Records for this exercise:
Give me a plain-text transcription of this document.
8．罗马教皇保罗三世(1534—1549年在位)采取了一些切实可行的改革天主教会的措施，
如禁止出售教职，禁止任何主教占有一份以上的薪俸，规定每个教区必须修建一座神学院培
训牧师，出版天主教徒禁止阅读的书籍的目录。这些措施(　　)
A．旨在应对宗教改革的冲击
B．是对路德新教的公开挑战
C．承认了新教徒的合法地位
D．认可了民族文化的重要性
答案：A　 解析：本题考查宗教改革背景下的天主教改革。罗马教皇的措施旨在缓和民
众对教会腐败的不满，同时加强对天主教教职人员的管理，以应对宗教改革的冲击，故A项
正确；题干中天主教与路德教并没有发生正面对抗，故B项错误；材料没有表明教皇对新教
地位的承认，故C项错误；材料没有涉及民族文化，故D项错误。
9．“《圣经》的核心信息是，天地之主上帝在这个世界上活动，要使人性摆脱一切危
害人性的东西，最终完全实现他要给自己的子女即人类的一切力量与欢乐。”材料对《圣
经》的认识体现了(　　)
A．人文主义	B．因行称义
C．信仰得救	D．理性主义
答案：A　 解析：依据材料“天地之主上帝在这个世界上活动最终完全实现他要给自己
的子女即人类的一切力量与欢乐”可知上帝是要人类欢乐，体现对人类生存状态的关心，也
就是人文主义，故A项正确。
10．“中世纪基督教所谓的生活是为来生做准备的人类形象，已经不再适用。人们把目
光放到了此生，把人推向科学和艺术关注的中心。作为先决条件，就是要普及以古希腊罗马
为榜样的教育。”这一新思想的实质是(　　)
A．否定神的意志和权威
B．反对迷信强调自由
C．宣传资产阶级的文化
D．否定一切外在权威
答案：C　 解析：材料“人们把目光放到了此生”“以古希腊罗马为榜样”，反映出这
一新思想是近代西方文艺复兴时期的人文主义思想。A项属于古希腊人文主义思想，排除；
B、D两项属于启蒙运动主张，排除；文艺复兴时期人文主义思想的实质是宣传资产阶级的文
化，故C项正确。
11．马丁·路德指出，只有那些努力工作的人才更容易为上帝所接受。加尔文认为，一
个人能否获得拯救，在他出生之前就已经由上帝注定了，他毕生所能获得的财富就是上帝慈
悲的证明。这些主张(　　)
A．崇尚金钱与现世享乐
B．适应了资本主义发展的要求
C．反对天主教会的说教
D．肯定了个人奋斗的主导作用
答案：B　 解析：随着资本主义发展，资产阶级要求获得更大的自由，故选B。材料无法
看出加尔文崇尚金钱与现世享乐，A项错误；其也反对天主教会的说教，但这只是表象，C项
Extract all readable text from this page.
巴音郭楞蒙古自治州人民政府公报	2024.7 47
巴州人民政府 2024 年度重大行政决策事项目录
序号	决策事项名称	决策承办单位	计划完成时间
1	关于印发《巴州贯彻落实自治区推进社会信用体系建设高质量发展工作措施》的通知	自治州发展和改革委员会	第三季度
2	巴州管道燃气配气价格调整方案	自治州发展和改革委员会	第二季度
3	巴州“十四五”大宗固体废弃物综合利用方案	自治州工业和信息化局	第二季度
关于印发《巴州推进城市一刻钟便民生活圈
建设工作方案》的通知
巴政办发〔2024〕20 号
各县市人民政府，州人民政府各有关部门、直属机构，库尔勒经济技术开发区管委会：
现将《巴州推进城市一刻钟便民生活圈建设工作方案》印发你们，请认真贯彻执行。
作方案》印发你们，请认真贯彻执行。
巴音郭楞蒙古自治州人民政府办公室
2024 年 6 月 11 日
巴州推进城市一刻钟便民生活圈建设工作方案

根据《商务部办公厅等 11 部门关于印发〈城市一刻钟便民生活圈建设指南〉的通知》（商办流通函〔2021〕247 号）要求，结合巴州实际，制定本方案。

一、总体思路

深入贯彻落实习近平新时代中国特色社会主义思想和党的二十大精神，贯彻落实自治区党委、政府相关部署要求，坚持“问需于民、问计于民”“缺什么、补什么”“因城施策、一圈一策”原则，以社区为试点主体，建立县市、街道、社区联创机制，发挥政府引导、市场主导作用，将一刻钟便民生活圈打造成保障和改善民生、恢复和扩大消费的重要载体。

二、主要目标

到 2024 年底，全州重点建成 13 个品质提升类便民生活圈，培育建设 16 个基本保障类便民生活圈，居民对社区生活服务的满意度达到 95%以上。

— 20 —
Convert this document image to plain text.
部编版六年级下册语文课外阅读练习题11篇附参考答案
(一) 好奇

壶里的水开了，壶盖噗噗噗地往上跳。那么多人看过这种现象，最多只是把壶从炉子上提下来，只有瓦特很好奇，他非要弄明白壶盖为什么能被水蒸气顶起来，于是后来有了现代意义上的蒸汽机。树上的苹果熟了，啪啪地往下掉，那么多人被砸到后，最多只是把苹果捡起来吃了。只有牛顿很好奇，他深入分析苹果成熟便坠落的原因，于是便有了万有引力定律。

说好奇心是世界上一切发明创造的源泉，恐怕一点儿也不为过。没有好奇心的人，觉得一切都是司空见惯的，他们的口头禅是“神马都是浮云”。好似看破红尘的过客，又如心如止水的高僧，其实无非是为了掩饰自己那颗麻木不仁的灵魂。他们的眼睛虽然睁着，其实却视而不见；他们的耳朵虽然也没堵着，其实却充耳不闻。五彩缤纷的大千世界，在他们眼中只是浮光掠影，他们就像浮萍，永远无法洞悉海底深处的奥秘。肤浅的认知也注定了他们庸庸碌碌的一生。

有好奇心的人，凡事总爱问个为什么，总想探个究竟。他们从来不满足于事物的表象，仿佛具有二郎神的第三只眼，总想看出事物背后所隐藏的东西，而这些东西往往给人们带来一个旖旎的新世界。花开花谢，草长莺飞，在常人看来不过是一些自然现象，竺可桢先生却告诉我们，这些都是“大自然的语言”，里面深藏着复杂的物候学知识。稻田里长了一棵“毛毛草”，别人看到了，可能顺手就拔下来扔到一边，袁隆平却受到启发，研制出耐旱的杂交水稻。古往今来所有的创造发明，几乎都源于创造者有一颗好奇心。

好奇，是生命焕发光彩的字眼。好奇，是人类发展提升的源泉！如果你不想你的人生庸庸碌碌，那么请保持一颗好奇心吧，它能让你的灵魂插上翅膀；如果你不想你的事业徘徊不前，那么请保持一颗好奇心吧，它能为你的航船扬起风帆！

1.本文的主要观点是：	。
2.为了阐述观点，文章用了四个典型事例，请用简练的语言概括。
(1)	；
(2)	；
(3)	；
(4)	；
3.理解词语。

Directions: Above are the records; copy every line in them that holds the word "自治州发展和改革委员会".

Answer below:
1	关于印发《巴州贯彻落实自治区推进社会信用体系建设高质量发展工作措施》的通知	自治州发展和改革委员会	第三季度
2	巴州管道燃气配气价格调整方案	自治州发展和改革委员会	第二季度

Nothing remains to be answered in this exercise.